| Given records |

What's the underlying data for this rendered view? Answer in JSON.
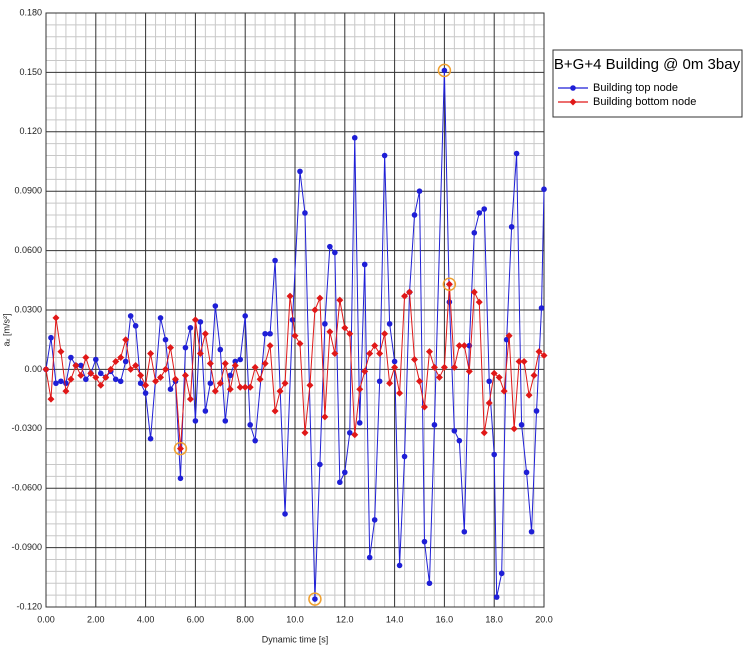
{
  "chart_data": {
    "type": "line",
    "x_label": "Dynamic time [s]",
    "y_label": "aₓ [m/s²]",
    "legend_title": "B+G+4 Building @ 0m 3bay",
    "xlim": [
      0,
      20
    ],
    "ylim": [
      -0.12,
      0.18
    ],
    "xticks": [
      {
        "value": 0,
        "label": "0.00"
      },
      {
        "value": 2,
        "label": "2.00"
      },
      {
        "value": 4,
        "label": "4.00"
      },
      {
        "value": 6,
        "label": "6.00"
      },
      {
        "value": 8,
        "label": "8.00"
      },
      {
        "value": 10,
        "label": "10.0"
      },
      {
        "value": 12,
        "label": "12.0"
      },
      {
        "value": 14,
        "label": "14.0"
      },
      {
        "value": 16,
        "label": "16.0"
      },
      {
        "value": 18,
        "label": "18.0"
      },
      {
        "value": 20,
        "label": "20.0"
      }
    ],
    "yticks": [
      {
        "value": 0.18,
        "label": "0.180"
      },
      {
        "value": 0.15,
        "label": "0.150"
      },
      {
        "value": 0.12,
        "label": "0.120"
      },
      {
        "value": 0.09,
        "label": "0.0900"
      },
      {
        "value": 0.06,
        "label": "0.0600"
      },
      {
        "value": 0.03,
        "label": "0.0300"
      },
      {
        "value": 0,
        "label": "0.00"
      },
      {
        "value": -0.03,
        "label": "-0.0300"
      },
      {
        "value": -0.06,
        "label": "-0.0600"
      },
      {
        "value": -0.09,
        "label": "-0.0900"
      },
      {
        "value": -0.12,
        "label": "-0.120"
      }
    ],
    "grid": true,
    "legend": "right",
    "highlight_color": "#f0a030",
    "series": [
      {
        "name": "Building top node",
        "color": "#1f1fd6",
        "marker": "circle",
        "x": [
          0.0,
          0.2,
          0.4,
          0.6,
          0.8,
          1.0,
          1.2,
          1.4,
          1.6,
          1.8,
          2.0,
          2.2,
          2.4,
          2.6,
          2.8,
          3.0,
          3.2,
          3.4,
          3.6,
          3.8,
          4.0,
          4.2,
          4.6,
          4.8,
          5.0,
          5.2,
          5.4,
          5.6,
          5.8,
          6.0,
          6.2,
          6.4,
          6.6,
          6.8,
          7.0,
          7.2,
          7.4,
          7.6,
          7.8,
          8.0,
          8.2,
          8.4,
          8.8,
          9.0,
          9.2,
          9.6,
          9.9,
          10.2,
          10.4,
          10.8,
          11.0,
          11.2,
          11.4,
          11.6,
          11.8,
          12.0,
          12.2,
          12.4,
          12.6,
          12.8,
          13.0,
          13.2,
          13.4,
          13.6,
          13.8,
          14.0,
          14.2,
          14.4,
          14.6,
          14.8,
          15.0,
          15.2,
          15.4,
          15.6,
          16.0,
          16.2,
          16.4,
          16.6,
          16.8,
          17.0,
          17.2,
          17.4,
          17.6,
          17.8,
          18.0,
          18.1,
          18.3,
          18.5,
          18.7,
          18.9,
          19.1,
          19.3,
          19.5,
          19.7,
          19.9,
          20.0
        ],
        "values": [
          0.0,
          0.016,
          -0.007,
          -0.006,
          -0.007,
          0.006,
          0.002,
          0.002,
          -0.005,
          -0.002,
          0.005,
          -0.002,
          -0.004,
          -0.001,
          -0.005,
          -0.006,
          0.004,
          0.027,
          0.022,
          -0.007,
          -0.012,
          -0.035,
          0.026,
          0.015,
          -0.01,
          -0.006,
          -0.055,
          0.011,
          0.021,
          -0.026,
          0.024,
          -0.021,
          -0.007,
          0.032,
          0.01,
          -0.026,
          -0.003,
          0.004,
          0.005,
          0.027,
          -0.028,
          -0.036,
          0.018,
          0.018,
          0.055,
          -0.073,
          0.025,
          0.1,
          0.079,
          -0.116,
          -0.048,
          0.023,
          0.062,
          0.059,
          -0.057,
          -0.052,
          -0.032,
          0.117,
          -0.027,
          0.053,
          -0.095,
          -0.076,
          -0.006,
          0.108,
          0.023,
          0.004,
          -0.099,
          -0.044,
          0.039,
          0.078,
          0.09,
          -0.087,
          -0.108,
          -0.028,
          0.151,
          0.034,
          -0.031,
          -0.036,
          -0.082,
          0.012,
          0.069,
          0.079,
          0.081,
          -0.006,
          -0.043,
          -0.115,
          -0.103,
          0.015,
          0.072,
          0.109,
          -0.028,
          -0.052,
          -0.082,
          -0.021,
          0.031,
          0.091
        ],
        "highlighted": [
          49,
          74
        ]
      },
      {
        "name": "Building bottom node",
        "color": "#e01818",
        "marker": "diamond",
        "x": [
          0.0,
          0.2,
          0.4,
          0.6,
          0.8,
          1.0,
          1.2,
          1.4,
          1.6,
          1.8,
          2.0,
          2.2,
          2.4,
          2.6,
          2.8,
          3.0,
          3.2,
          3.4,
          3.6,
          3.8,
          4.0,
          4.2,
          4.4,
          4.6,
          4.8,
          5.0,
          5.2,
          5.4,
          5.6,
          5.8,
          6.0,
          6.2,
          6.4,
          6.6,
          6.8,
          7.0,
          7.2,
          7.4,
          7.6,
          7.8,
          8.0,
          8.2,
          8.4,
          8.6,
          8.8,
          9.0,
          9.2,
          9.4,
          9.6,
          9.8,
          10.0,
          10.2,
          10.4,
          10.6,
          10.8,
          11.0,
          11.2,
          11.4,
          11.6,
          11.8,
          12.0,
          12.2,
          12.4,
          12.6,
          12.8,
          13.0,
          13.2,
          13.4,
          13.6,
          13.8,
          14.0,
          14.2,
          14.4,
          14.6,
          14.8,
          15.0,
          15.2,
          15.4,
          15.6,
          15.8,
          16.0,
          16.2,
          16.4,
          16.6,
          16.8,
          17.0,
          17.2,
          17.4,
          17.6,
          17.8,
          18.0,
          18.2,
          18.4,
          18.6,
          18.8,
          19.0,
          19.2,
          19.4,
          19.6,
          19.8,
          20.0
        ],
        "values": [
          0.0,
          -0.015,
          0.026,
          0.009,
          -0.011,
          -0.005,
          0.002,
          -0.003,
          0.006,
          -0.002,
          -0.004,
          -0.008,
          -0.004,
          0.0,
          0.004,
          0.006,
          0.015,
          0.0,
          0.002,
          -0.003,
          -0.008,
          0.008,
          -0.006,
          -0.004,
          0.0,
          0.011,
          -0.005,
          -0.04,
          -0.003,
          -0.015,
          0.025,
          0.008,
          0.018,
          0.003,
          -0.011,
          -0.007,
          0.003,
          -0.01,
          0.002,
          -0.009,
          -0.009,
          -0.009,
          0.001,
          -0.005,
          0.003,
          0.012,
          -0.021,
          -0.011,
          -0.007,
          0.037,
          0.017,
          0.013,
          -0.032,
          -0.008,
          0.03,
          0.036,
          -0.024,
          0.019,
          0.008,
          0.035,
          0.021,
          0.018,
          -0.033,
          -0.01,
          -0.001,
          0.008,
          0.012,
          0.008,
          0.018,
          -0.007,
          0.001,
          -0.012,
          0.037,
          0.039,
          0.005,
          -0.006,
          -0.019,
          0.009,
          0.001,
          -0.004,
          0.001,
          0.043,
          0.001,
          0.012,
          0.012,
          -0.001,
          0.039,
          0.034,
          -0.032,
          -0.017,
          -0.002,
          -0.004,
          -0.011,
          0.017,
          -0.03,
          0.004,
          0.004,
          -0.013,
          -0.003,
          0.009,
          0.007
        ],
        "highlighted": [
          27,
          81
        ]
      }
    ]
  }
}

| What to work on |
Copy out each line that contains the word "Building".

| Reply |
    "legend_title": "B+G+4 Building @ 0m 3bay",
        "name": "Building top node",
        "name": "Building bottom node",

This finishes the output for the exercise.